Extracted information
━━━━━━━━━━━━━━━━━━━━━━━━━━━━━━
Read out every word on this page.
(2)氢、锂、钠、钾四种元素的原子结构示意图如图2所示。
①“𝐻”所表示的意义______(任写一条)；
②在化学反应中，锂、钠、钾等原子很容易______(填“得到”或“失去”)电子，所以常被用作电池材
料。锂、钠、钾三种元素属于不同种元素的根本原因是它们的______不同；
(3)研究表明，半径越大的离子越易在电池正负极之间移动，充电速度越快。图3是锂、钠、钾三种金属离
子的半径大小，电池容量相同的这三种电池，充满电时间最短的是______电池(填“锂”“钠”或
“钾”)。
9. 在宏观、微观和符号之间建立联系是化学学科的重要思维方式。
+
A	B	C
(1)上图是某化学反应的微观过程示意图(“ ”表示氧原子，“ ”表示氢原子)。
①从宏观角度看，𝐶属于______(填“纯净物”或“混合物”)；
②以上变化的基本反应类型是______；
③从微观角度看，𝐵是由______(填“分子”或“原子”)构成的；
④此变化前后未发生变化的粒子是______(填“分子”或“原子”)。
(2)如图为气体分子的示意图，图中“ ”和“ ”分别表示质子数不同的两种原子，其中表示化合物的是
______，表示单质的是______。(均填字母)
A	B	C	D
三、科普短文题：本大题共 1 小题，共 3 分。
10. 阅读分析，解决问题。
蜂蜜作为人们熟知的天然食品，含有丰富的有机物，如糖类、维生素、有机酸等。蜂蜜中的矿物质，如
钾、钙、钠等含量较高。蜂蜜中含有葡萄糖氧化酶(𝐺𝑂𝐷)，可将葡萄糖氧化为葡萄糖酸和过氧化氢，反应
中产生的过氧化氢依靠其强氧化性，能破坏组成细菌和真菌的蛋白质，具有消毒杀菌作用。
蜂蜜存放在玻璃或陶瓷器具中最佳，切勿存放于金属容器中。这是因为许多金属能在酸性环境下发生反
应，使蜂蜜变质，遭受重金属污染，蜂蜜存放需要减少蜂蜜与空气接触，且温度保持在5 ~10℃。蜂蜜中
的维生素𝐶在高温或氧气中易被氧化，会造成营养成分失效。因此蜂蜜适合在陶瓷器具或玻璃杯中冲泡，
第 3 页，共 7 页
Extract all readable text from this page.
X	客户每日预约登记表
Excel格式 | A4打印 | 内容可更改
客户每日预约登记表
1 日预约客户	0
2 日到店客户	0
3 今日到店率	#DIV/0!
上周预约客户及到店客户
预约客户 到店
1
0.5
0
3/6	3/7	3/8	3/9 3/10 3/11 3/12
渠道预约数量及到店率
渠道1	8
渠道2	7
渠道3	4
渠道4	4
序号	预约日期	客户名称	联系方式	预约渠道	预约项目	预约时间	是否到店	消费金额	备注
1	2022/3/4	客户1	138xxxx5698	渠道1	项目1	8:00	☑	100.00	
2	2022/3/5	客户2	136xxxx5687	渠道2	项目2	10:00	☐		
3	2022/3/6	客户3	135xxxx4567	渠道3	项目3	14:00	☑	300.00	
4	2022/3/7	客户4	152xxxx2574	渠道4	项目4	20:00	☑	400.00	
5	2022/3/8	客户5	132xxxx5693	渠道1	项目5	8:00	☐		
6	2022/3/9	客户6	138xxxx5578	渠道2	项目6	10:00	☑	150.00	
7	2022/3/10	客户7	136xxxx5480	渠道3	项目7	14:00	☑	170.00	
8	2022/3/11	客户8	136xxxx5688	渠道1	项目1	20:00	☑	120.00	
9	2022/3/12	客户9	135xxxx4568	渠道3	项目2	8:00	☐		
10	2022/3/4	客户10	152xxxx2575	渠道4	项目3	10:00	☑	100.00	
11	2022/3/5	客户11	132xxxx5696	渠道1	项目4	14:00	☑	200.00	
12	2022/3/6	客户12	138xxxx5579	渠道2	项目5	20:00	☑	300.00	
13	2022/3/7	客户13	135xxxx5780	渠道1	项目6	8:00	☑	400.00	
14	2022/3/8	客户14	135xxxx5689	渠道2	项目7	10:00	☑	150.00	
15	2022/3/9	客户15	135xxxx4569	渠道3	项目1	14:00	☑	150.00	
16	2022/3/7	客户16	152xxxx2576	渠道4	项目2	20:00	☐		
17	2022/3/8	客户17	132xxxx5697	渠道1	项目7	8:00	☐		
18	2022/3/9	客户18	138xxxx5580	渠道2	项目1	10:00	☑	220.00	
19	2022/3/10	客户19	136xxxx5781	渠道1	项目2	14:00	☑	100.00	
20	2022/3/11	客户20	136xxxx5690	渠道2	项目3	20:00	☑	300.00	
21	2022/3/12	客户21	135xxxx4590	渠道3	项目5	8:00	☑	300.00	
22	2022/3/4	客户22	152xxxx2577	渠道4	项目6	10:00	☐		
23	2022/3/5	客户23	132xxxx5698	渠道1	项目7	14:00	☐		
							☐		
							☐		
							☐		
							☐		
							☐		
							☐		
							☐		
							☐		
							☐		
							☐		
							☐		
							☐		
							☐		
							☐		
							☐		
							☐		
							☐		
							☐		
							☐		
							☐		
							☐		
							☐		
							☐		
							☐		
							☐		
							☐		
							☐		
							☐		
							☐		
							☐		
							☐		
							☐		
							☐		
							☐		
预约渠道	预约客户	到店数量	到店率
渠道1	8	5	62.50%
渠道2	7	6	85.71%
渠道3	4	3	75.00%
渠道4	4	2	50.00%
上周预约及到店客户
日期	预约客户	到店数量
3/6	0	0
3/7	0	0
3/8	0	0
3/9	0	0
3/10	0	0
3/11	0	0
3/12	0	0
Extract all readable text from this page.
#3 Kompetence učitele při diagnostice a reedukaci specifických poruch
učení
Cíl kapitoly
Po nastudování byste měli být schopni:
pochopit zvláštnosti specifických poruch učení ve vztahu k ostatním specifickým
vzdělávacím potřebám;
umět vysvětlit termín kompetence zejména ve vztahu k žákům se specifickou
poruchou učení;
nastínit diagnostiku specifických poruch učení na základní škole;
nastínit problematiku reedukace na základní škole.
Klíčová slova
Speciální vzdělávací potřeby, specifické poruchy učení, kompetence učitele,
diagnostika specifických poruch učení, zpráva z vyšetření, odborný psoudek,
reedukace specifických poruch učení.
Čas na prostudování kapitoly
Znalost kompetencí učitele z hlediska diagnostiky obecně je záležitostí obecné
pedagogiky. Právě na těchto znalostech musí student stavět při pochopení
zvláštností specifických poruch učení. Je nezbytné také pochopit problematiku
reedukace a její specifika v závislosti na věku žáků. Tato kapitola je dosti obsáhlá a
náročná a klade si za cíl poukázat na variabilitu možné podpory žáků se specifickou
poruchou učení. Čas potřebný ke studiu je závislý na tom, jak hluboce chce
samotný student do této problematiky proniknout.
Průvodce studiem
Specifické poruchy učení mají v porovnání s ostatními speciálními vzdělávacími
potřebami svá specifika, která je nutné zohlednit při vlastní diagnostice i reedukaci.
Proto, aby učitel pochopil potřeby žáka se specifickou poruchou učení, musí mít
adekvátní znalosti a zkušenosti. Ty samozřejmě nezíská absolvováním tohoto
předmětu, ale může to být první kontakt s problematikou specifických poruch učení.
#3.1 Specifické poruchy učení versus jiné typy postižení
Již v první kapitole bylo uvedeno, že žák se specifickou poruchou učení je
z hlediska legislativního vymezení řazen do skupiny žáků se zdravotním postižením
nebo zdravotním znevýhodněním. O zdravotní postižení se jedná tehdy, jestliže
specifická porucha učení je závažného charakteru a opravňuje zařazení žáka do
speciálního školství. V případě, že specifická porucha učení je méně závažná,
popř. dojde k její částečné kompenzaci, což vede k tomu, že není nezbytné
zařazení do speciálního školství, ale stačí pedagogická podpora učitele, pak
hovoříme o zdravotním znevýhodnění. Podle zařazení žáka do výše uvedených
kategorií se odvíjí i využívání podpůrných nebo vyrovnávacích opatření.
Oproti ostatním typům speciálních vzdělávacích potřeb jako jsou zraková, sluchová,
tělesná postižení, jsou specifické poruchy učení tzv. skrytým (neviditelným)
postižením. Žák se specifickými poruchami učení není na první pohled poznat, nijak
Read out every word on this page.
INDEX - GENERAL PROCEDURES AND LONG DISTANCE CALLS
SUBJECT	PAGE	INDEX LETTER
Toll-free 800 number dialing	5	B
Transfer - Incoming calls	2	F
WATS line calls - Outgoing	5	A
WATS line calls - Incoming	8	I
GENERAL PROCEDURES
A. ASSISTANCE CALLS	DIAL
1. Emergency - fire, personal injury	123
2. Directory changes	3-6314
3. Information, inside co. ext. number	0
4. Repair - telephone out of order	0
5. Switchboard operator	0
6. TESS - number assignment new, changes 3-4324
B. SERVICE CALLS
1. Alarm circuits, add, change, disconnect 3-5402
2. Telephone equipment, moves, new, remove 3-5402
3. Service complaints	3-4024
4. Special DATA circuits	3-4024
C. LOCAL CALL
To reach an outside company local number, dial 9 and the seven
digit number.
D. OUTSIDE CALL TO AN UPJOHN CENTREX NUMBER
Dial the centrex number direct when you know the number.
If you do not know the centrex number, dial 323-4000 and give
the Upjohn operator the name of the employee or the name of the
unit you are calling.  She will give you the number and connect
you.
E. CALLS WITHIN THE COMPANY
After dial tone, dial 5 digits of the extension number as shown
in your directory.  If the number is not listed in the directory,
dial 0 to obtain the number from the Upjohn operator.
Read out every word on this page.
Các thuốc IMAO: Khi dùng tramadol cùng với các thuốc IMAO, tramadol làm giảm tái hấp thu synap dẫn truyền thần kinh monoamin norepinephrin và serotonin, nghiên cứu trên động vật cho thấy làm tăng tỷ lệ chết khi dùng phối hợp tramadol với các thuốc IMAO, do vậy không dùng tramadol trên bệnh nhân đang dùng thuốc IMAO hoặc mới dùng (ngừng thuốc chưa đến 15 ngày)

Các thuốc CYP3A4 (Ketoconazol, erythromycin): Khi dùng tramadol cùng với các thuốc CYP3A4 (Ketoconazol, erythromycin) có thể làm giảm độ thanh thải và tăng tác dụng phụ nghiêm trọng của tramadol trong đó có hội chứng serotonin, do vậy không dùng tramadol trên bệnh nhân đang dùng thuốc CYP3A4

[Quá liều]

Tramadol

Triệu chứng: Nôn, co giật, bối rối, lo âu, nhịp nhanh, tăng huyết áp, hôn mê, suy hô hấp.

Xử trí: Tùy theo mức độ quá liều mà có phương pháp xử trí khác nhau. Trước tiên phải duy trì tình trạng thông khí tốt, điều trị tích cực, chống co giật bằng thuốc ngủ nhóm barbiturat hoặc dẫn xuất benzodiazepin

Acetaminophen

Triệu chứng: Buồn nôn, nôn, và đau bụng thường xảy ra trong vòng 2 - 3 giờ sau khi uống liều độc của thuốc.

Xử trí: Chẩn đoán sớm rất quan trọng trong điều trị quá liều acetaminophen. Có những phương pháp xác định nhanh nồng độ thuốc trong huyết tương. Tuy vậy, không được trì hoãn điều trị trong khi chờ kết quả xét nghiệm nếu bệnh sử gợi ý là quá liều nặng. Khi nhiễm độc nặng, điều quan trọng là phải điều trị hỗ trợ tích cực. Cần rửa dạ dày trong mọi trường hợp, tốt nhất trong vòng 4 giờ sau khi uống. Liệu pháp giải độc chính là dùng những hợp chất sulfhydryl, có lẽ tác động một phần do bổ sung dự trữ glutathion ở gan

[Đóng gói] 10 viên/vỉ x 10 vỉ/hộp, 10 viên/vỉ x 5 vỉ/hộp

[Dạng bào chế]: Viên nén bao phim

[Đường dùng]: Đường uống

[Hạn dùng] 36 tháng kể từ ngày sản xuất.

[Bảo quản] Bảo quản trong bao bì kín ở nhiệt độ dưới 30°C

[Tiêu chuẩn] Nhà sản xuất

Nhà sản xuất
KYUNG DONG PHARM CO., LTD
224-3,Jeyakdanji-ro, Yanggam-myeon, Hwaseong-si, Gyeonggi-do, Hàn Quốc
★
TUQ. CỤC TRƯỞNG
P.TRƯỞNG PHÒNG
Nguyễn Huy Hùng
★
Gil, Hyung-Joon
━━━━━━━━━━━━━━━━━━━━━━━━━━━━━━
Written problem
Pull out every line in the data above that has the word "nebo".

Answer in full
nebo zdravotním znevýhodněním. O zdravotní postižení se jedná tehdy, jestliže
kategorií se odvíjí i využívání podpůrných nebo vyrovnávacích opatření.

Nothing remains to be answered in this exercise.